• _Zur Aufgabe_:
Gib im Text zu russischen Wörtern den Abschnitt von „Das deutsche Wikipedia“ bis einschließlich „seine tiefstenRegungen freilässt.“ erneut wieder. Tausche dabei „Schlüsselbegriff“ gegen „Kernbegriff“ aus.

Das deutsche Wikipedia hat eigens einen Artikel zu diesem Wort angelegt. Für den Kenner der russischen Seele, den Schriftsteller Fjodor Dostojewski ist „Nadrýw“ ein Schlüsselbegriff und beschreibt den unkontrollierten Gefühlsausbruch eines Menschen, der seine tiefstenRegungen freilässt.
Und wie nennt man doch gleich diesen Zustand, wenn eine Person ihre Emotionen über alle Maßen überspannt und bei deren Ausdruck einfach gnadenlos übertreibt? Erregung, Popanz, Hysterie? Bei Dostojewski eben „Nadrýw“; in seinem Roman „Brüder Karamasow“ widmet er dem gar ein ganzes Kapitel.
„Dieses unübersetzbare ‚Hamstwo‘“, schrieb der Sowjetschriftsteller Sergej Dowlatow einst über dieses Wort. „Hamstwo“ sei nichts Anderes als Grobheit, Frechheit und Unverschämtheit in einem, die zudem noch um Willkür vervielfacht werden. Gerade die Willkür haue einen so um: Man könne dagegen nicht angehen, man könne nur nachlassen. „Seit zehn Jahren lebe ich in diesem verrückten, wunderlichen, schrecklichen New York“, schrieb der Schriftsteller. „Und doch wundere ich mich immer noch, dass es keine Spur von ‚Hamstvo‘ hier gibt. Hier kann Ihnen alles Mögliche passieren, nur das nicht. In New York kann man sie ausrauben, aber die Tür vor der Nase schlägt man Ihnen nicht zu.“
Und wieder Dostojewski: Er soll es gewesen sein, der das Wort ins Russische eingeführt hat. Unauffällig werden, in den Hintergrund treten oder in einer unerwarteten Lage vor Beklommenheit erstarren – dies alles heißt „stuschewátsja“.
Weltschmerz oder Nostalgie kommen der russischen Toska schon nahe. Und doch umfassen sie diesen Begriff nicht in seiner ganzen Tiefe. „Toska“ ist das Gefühl großen seelischen Leids ohne greifbaren Grund, bis hin zu Trübsal. Manchmal ist es aber auch schlicht Liebeskummer.

Datensatzeinträge
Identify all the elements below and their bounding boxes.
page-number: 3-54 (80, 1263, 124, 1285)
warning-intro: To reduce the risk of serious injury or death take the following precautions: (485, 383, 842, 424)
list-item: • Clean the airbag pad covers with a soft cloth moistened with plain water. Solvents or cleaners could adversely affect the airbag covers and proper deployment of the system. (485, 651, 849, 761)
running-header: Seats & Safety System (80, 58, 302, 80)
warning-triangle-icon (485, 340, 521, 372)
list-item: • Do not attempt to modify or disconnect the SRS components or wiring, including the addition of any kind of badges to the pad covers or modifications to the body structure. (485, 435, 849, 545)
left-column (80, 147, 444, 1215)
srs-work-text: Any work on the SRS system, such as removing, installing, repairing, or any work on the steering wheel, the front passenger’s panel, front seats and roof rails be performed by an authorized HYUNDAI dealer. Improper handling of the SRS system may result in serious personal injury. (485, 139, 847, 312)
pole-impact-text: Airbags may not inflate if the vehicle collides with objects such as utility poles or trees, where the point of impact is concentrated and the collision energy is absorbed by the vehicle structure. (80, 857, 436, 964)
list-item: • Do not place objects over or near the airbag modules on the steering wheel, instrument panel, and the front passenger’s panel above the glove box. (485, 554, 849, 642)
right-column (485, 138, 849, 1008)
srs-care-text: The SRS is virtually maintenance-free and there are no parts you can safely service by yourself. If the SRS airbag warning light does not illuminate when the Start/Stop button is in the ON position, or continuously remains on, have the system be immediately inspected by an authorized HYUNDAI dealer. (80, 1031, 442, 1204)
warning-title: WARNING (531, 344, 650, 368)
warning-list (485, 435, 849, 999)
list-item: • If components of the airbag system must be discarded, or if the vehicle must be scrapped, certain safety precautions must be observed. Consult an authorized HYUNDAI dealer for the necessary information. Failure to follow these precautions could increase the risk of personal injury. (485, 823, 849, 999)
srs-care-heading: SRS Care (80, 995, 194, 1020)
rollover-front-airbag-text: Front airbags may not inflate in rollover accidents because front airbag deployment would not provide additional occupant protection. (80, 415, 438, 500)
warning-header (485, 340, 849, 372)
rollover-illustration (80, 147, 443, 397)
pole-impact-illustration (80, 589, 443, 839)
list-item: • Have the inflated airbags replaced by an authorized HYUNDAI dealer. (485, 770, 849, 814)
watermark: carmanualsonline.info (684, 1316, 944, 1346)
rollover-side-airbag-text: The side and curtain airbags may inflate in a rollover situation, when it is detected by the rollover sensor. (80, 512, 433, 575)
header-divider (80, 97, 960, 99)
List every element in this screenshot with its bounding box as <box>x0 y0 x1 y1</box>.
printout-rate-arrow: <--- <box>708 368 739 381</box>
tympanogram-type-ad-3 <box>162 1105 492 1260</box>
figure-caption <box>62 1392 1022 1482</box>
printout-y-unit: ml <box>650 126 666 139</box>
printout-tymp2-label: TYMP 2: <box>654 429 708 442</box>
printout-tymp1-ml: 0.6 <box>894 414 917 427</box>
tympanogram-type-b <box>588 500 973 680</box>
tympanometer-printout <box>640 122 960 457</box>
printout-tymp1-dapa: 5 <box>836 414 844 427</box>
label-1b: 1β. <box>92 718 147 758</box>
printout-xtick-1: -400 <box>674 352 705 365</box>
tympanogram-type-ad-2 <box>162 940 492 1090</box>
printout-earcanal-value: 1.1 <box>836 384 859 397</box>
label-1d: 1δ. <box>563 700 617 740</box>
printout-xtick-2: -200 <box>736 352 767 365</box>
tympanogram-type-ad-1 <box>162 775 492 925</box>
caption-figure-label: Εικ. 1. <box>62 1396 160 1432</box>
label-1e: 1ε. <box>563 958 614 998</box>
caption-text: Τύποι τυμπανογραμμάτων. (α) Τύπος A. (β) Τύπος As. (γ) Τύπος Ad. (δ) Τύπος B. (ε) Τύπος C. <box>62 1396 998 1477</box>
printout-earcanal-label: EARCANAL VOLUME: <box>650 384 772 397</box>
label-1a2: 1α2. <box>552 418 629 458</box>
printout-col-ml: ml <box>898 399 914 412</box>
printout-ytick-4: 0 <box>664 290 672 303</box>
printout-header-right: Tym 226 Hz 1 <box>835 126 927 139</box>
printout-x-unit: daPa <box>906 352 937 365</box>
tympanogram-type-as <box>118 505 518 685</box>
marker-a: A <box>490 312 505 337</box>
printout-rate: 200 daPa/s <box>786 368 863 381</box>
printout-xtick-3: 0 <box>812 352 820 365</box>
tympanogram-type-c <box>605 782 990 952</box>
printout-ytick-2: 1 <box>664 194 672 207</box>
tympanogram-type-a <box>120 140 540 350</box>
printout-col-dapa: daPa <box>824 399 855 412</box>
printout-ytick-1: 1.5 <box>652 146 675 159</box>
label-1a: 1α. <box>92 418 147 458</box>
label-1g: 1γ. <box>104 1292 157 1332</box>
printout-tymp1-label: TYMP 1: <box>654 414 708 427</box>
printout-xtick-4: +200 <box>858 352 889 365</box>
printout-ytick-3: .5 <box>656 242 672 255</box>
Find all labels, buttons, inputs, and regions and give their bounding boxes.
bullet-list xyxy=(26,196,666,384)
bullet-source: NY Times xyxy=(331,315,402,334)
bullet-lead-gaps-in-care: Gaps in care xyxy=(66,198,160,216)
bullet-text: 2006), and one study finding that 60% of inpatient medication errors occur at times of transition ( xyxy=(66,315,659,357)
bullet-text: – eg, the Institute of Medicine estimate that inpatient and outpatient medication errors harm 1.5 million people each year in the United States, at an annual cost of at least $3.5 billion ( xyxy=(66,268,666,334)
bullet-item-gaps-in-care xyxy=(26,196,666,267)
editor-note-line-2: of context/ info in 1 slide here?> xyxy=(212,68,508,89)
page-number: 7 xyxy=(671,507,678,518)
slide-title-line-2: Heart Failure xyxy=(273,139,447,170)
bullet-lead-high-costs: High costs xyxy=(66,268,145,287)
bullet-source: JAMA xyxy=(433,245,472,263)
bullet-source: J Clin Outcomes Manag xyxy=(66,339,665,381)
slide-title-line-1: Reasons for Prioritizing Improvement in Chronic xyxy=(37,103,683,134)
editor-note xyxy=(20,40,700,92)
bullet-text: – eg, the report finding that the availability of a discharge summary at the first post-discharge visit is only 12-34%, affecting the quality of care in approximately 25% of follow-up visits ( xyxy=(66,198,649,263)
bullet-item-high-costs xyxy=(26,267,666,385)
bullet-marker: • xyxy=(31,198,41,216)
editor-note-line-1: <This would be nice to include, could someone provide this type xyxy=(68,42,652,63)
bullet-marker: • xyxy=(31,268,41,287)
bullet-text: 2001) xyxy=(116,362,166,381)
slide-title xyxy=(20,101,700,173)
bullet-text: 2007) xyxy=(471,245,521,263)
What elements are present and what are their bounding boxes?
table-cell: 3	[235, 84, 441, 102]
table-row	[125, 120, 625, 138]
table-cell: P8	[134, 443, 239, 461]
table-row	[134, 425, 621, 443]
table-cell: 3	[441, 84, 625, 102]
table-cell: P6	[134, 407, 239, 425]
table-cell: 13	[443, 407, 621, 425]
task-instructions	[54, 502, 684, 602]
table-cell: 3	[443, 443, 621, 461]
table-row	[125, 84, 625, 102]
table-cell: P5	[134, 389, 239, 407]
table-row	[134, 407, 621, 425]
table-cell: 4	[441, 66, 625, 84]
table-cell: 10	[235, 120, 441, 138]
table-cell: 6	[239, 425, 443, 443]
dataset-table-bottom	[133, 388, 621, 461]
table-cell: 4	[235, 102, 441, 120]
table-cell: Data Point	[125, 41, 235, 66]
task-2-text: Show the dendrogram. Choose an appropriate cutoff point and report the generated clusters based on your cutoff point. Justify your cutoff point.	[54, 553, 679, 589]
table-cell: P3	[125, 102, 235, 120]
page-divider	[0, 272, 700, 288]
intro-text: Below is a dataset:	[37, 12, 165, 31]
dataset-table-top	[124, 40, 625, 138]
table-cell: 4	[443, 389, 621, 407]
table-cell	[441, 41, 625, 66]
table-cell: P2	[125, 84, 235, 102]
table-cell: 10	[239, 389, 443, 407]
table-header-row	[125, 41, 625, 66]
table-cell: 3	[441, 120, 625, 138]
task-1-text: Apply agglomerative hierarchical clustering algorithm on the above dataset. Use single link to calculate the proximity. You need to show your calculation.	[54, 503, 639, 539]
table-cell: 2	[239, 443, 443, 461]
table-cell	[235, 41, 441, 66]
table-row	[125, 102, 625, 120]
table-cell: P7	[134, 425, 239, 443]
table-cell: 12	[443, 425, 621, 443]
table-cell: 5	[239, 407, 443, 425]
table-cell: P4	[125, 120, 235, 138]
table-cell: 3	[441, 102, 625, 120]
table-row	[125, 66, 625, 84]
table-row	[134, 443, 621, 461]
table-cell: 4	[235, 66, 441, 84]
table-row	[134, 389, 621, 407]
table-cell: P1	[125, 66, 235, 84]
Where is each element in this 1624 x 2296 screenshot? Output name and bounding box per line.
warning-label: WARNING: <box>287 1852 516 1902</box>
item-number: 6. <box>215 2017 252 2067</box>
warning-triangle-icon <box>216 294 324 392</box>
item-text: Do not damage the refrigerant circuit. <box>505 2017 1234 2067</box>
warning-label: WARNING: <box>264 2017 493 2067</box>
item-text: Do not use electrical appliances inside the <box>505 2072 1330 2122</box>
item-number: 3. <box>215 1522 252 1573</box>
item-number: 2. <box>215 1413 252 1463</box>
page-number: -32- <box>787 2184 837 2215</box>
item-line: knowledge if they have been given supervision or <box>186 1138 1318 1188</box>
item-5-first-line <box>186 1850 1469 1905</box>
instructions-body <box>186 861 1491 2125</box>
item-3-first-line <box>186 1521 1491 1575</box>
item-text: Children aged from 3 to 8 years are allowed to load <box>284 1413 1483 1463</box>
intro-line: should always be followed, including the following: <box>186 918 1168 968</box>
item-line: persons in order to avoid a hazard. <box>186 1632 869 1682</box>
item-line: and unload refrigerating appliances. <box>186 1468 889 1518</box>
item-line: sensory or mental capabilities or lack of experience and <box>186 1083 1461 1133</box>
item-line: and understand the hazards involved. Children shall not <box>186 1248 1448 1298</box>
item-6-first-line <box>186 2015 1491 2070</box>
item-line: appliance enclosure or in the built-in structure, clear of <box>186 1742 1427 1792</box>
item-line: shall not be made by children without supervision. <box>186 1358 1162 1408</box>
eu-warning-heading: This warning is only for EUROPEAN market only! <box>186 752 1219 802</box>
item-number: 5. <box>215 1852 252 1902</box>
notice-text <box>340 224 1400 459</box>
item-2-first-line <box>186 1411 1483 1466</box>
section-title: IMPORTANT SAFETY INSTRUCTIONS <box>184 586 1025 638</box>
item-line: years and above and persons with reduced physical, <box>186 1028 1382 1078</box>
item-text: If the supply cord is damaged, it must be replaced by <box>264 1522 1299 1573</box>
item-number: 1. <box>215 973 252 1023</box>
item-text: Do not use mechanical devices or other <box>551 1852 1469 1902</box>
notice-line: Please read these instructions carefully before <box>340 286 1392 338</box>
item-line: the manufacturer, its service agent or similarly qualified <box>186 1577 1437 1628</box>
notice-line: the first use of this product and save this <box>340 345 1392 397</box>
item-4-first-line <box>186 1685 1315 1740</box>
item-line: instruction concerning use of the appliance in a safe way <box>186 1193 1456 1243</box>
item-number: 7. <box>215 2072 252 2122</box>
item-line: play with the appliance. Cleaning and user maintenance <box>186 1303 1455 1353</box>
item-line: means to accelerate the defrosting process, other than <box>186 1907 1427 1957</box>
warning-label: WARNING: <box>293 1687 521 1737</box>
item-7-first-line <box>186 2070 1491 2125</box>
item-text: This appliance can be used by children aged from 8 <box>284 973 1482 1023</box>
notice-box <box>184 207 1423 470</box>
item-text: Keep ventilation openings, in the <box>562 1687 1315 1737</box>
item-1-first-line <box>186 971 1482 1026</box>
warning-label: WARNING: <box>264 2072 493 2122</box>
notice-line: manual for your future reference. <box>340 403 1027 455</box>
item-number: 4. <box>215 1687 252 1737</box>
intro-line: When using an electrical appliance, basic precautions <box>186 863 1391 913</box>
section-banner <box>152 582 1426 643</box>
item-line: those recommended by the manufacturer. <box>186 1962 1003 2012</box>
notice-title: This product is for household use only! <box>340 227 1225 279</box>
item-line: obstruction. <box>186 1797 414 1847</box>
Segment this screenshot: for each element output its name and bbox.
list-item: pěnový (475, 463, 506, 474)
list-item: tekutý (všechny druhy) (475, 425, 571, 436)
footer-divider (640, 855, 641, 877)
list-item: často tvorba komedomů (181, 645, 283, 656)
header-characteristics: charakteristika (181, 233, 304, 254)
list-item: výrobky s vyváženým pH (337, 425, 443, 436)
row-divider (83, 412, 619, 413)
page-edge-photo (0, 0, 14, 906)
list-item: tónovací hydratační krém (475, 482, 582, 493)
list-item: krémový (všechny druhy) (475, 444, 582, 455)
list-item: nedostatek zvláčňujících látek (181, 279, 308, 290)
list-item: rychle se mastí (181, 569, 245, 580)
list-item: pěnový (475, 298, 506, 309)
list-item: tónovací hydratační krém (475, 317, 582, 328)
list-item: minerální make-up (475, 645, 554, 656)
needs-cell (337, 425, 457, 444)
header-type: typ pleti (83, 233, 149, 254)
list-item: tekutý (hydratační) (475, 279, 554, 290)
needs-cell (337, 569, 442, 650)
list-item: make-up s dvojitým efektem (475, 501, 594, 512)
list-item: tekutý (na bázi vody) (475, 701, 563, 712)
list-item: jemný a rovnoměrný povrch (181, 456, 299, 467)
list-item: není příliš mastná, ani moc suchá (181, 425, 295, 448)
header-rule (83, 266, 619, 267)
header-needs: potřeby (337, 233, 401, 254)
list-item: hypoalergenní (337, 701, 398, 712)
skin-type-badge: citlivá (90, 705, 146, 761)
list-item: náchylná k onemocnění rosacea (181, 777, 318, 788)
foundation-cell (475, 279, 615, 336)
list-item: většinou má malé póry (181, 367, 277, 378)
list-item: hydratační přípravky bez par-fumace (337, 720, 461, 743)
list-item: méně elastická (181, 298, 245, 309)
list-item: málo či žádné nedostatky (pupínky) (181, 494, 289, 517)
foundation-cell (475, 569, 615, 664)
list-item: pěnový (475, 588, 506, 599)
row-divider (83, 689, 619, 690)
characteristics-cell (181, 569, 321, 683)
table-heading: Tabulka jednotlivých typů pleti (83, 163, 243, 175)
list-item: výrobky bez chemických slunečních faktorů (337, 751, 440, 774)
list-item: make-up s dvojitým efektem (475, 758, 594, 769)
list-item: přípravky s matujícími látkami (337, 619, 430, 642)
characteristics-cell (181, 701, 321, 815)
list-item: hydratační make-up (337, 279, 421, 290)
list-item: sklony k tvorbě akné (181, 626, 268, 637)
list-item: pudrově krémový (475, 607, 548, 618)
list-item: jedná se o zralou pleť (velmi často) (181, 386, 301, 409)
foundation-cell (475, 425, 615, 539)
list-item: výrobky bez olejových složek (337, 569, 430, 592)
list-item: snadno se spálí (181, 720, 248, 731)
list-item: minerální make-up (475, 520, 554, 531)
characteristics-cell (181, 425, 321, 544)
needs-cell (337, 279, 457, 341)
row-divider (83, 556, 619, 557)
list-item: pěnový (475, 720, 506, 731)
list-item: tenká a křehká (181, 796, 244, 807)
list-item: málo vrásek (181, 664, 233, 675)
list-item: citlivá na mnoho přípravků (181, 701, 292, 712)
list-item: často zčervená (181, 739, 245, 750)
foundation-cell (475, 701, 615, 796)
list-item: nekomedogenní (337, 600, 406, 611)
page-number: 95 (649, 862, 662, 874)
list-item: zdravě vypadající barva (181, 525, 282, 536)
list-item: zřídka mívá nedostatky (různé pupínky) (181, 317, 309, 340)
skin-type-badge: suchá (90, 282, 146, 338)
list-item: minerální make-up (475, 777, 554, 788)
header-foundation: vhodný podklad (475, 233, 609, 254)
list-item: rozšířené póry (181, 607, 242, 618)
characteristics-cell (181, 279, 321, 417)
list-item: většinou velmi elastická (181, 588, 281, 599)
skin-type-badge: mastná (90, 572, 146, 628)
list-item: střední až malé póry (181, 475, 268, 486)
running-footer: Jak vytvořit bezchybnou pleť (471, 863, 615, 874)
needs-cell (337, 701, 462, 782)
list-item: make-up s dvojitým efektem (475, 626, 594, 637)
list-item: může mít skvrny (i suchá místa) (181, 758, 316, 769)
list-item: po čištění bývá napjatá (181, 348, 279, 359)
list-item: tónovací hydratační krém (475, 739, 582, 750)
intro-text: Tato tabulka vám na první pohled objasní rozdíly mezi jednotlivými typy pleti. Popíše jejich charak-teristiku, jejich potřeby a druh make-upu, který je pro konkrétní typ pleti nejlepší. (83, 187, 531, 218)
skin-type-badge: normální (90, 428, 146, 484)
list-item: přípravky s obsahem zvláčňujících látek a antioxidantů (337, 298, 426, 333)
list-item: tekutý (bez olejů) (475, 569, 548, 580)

• _Lösung_:
Das deutsche Wikipedia hat eigens einen Artikel zu diesem Wort angelegt. Für den Kenner der russischen Seele, den Schriftsteller Fjodor Dostojewski ist „Nadrýw“ ein Kernbegriff und beschreibt den unkontrollierten Gefühlsausbruch eines Menschen, der seine tiefstenRegungen freilässt.